Reproduce the full listing that appears beneath this instruction exactly.

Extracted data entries
%%

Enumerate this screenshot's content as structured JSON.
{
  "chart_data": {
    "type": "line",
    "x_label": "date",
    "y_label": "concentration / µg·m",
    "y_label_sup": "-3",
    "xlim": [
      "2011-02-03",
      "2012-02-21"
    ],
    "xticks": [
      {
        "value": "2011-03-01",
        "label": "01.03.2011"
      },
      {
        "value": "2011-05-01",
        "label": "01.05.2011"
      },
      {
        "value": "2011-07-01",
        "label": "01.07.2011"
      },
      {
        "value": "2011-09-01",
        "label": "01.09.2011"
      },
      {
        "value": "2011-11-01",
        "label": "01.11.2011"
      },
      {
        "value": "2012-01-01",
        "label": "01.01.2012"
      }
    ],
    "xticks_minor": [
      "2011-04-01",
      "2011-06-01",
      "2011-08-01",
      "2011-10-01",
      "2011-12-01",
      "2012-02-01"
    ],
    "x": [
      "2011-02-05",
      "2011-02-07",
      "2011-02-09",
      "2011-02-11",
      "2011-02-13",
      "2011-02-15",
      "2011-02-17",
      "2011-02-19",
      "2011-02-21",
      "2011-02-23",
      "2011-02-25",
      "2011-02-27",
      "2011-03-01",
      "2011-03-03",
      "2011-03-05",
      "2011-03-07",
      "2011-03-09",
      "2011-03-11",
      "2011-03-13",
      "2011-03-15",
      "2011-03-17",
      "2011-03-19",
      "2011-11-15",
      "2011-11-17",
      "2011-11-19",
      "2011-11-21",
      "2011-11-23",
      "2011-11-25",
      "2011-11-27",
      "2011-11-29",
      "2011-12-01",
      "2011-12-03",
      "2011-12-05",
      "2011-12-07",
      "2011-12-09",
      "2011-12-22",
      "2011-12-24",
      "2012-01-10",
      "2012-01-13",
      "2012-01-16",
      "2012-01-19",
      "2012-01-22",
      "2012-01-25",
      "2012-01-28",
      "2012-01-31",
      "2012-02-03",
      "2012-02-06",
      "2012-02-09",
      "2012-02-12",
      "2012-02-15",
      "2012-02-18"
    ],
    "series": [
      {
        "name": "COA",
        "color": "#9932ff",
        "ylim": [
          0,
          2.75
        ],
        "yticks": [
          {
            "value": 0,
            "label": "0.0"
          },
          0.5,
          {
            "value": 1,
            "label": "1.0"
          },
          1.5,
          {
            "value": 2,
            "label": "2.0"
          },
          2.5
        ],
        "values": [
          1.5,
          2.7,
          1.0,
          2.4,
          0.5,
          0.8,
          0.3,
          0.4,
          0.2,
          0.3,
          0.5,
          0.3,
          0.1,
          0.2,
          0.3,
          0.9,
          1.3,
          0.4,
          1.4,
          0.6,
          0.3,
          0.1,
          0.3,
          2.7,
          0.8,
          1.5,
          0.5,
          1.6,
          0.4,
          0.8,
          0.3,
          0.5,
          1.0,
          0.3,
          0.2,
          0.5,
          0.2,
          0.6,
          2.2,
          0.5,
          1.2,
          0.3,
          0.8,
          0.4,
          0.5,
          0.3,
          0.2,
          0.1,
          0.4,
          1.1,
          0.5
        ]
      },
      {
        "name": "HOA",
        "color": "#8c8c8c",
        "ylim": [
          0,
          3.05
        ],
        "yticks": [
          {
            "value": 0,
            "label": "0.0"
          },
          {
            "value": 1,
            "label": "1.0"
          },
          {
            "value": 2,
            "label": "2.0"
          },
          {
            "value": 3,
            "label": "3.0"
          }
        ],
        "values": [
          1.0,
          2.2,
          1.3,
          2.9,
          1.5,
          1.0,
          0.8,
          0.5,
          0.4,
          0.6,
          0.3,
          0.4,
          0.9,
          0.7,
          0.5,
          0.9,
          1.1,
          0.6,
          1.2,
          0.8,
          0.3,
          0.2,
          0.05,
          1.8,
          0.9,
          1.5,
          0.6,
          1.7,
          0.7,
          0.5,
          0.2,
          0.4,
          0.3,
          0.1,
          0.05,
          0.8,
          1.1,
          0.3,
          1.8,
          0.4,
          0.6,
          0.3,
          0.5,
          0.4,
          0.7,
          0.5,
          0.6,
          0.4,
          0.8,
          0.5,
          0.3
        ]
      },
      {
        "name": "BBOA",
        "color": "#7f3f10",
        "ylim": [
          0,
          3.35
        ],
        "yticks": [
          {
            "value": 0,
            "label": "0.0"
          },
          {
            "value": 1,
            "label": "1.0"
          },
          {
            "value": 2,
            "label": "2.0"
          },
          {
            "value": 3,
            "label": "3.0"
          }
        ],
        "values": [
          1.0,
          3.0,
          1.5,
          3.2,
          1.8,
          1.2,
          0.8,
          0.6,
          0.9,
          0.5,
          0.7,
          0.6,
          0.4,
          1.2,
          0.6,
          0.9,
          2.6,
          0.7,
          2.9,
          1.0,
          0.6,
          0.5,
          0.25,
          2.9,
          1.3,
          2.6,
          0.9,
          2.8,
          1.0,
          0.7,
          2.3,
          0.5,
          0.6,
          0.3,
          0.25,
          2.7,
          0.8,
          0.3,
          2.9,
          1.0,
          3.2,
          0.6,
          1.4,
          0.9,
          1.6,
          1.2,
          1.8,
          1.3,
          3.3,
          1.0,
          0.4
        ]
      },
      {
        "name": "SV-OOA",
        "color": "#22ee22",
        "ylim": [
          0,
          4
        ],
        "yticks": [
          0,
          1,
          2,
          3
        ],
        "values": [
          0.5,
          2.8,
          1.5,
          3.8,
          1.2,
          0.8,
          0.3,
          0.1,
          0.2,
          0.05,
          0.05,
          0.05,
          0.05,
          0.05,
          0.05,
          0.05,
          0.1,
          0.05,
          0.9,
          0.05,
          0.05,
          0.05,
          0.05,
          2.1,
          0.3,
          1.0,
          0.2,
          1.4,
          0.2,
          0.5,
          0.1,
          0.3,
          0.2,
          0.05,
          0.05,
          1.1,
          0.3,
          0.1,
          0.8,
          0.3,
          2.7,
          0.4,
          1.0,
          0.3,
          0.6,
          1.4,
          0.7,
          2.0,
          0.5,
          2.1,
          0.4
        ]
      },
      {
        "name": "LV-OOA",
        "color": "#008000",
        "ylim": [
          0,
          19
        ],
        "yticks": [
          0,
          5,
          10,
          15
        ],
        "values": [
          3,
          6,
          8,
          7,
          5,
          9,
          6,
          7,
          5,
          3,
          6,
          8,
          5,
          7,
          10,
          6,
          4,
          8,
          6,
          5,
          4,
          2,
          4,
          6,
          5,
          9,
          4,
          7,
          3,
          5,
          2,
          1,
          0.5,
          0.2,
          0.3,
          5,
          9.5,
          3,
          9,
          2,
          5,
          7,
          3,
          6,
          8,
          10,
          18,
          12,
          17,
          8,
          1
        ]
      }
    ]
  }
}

%%

## TASK RESPONSE:
Enumerate this screenshot's content as structured JSON.
{
  "chart_data": {
    "type": "line",
    "x_label": "date",
    "y_label": "concentration / µg·m",
    "y_label_sup": "-3",
    "xlim": [
      "2011-02-03",
      "2012-02-21"
    ],
    "xticks": [
      {
        "value": "2011-03-01",
        "label": "01.03.2011"
      },
      {
        "value": "2011-05-01",
        "label": "01.05.2011"
      },
      {
        "value": "2011-07-01",
        "label": "01.07.2011"
      },
      {
        "value": "2011-09-01",
        "label": "01.09.2011"
      },
      {
        "value": "2011-11-01",
        "label": "01.11.2011"
      },
      {
        "value": "2012-01-01",
        "label": "01.01.2012"
      }
    ],
    "xticks_minor": [
      "2011-04-01",
      "2011-06-01",
      "2011-08-01",
      "2011-10-01",
      "2011-12-01",
      "2012-02-01"
    ],
    "x": [
      "2011-02-05",
      "2011-02-07",
      "2011-02-09",
      "2011-02-11",
      "2011-02-13",
      "2011-02-15",
      "2011-02-17",
      "2011-02-19",
      "2011-02-21",
      "2011-02-23",
      "2011-02-25",
      "2011-02-27",
      "2011-03-01",
      "2011-03-03",
      "2011-03-05",
      "2011-03-07",
      "2011-03-09",
      "2011-03-11",
      "2011-03-13",
      "2011-03-15",
      "2011-03-17",
      "2011-03-19",
      "2011-11-15",
      "2011-11-17",
      "2011-11-19",
      "2011-11-21",
      "2011-11-23",
      "2011-11-25",
      "2011-11-27",
      "2011-11-29",
      "2011-12-01",
      "2011-12-03",
      "2011-12-05",
      "2011-12-07",
      "2011-12-09",
      "2011-12-22",
      "2011-12-24",
      "2012-01-10",
      "2012-01-13",
      "2012-01-16",
      "2012-01-19",
      "2012-01-22",
      "2012-01-25",
      "2012-01-28",
      "2012-01-31",
      "2012-02-03",
      "2012-02-06",
      "2012-02-09",
      "2012-02-12",
      "2012-02-15",
      "2012-02-18"
    ],
    "series": [
      {
        "name": "COA",
        "color": "#9932ff",
        "ylim": [
          0,
          2.75
        ],
        "yticks": [
          {
            "value": 0,
            "label": "0.0"
          },
          0.5,
          {
            "value": 1,
            "label": "1.0"
          },
          1.5,
          {
            "value": 2,
            "label": "2.0"
          },
          2.5
        ],
        "values": [
          1.5,
          2.7,
          1.0,
          2.4,
          0.5,
          0.8,
          0.3,
          0.4,
          0.2,
          0.3,
          0.5,
          0.3,
          0.1,
          0.2,
          0.3,
          0.9,
          1.3,
          0.4,
          1.4,
          0.6,
          0.3,
          0.1,
          0.3,
          2.7,
          0.8,
          1.5,
          0.5,
          1.6,
          0.4,
          0.8,
          0.3,
          0.5,
          1.0,
          0.3,
          0.2,
          0.5,
          0.2,
          0.6,
          2.2,
          0.5,
          1.2,
          0.3,
          0.8,
          0.4,
          0.5,
          0.3,
          0.2,
          0.1,
          0.4,
          1.1,
          0.5
        ]
      },
      {
        "name": "HOA",
        "color": "#8c8c8c",
        "ylim": [
          0,
          3.05
        ],
        "yticks": [
          {
            "value": 0,
            "label": "0.0"
          },
          {
            "value": 1,
            "label": "1.0"
          },
          {
            "value": 2,
            "label": "2.0"
          },
          {
            "value": 3,
            "label": "3.0"
          }
        ],
        "values": [
          1.0,
          2.2,
          1.3,
          2.9,
          1.5,
          1.0,
          0.8,
          0.5,
          0.4,
          0.6,
          0.3,
          0.4,
          0.9,
          0.7,
          0.5,
          0.9,
          1.1,
          0.6,
          1.2,
          0.8,
          0.3,
          0.2,
          0.05,
          1.8,
          0.9,
          1.5,
          0.6,
          1.7,
          0.7,
          0.5,
          0.2,
          0.4,
          0.3,
          0.1,
          0.05,
          0.8,
          1.1,
          0.3,
          1.8,
          0.4,
          0.6,
          0.3,
          0.5,
          0.4,
          0.7,
          0.5,
          0.6,
          0.4,
          0.8,
          0.5,
          0.3
        ]
      },
      {
        "name": "BBOA",
        "color": "#7f3f10",
        "ylim": [
          0,
          3.35
        ],
        "yticks": [
          {
            "value": 0,
            "label": "0.0"
          },
          {
            "value": 1,
            "label": "1.0"
          },
          {
            "value": 2,
            "label": "2.0"
          },
          {
            "value": 3,
            "label": "3.0"
          }
        ],
        "values": [
          1.0,
          3.0,
          1.5,
          3.2,
          1.8,
          1.2,
          0.8,
          0.6,
          0.9,
          0.5,
          0.7,
          0.6,
          0.4,
          1.2,
          0.6,
          0.9,
          2.6,
          0.7,
          2.9,
          1.0,
          0.6,
          0.5,
          0.25,
          2.9,
          1.3,
          2.6,
          0.9,
          2.8,
          1.0,
          0.7,
          2.3,
          0.5,
          0.6,
          0.3,
          0.25,
          2.7,
          0.8,
          0.3,
          2.9,
          1.0,
          3.2,
          0.6,
          1.4,
          0.9,
          1.6,
          1.2,
          1.8,
          1.3,
          3.3,
          1.0,
          0.4
        ]
      },
      {
        "name": "SV-OOA",
        "color": "#22ee22",
        "ylim": [
          0,
          4
        ],
        "yticks": [
          0,
          1,
          2,
          3
        ],
        "values": [
          0.5,
          2.8,
          1.5,
          3.8,
          1.2,
          0.8,
          0.3,
          0.1,
          0.2,
          0.05,
          0.05,
          0.05,
          0.05,
          0.05,
          0.05,
          0.05,
          0.1,
          0.05,
          0.9,
          0.05,
          0.05,
          0.05,
          0.05,
          2.1,
          0.3,
          1.0,
          0.2,
          1.4,
          0.2,
          0.5,
          0.1,
          0.3,
          0.2,
          0.05,
          0.05,
          1.1,
          0.3,
          0.1,
          0.8,
          0.3,
          2.7,
          0.4,
          1.0,
          0.3,
          0.6,
          1.4,
          0.7,
          2.0,
          0.5,
          2.1,
          0.4
        ]
      },
      {
        "name": "LV-OOA",
        "color": "#008000",
        "ylim": [
          0,
          19
        ],
        "yticks": [
          0,
          5,
          10,
          15
        ],
        "values": [
          3,
          6,
          8,
          7,
          5,
          9,
          6,
          7,
          5,
          3,
          6,
          8,
          5,
          7,
          10,
          6,
          4,
          8,
          6,
          5,
          4,
          2,
          4,
          6,
          5,
          9,
          4,
          7,
          3,
          5,
          2,
          1,
          0.5,
          0.2,
          0.3,
          5,
          9.5,
          3,
          9,
          2,
          5,
          7,
          3,
          6,
          8,
          10,
          18,
          12,
          17,
          8,
          1
        ]
      }
    ]
  }
}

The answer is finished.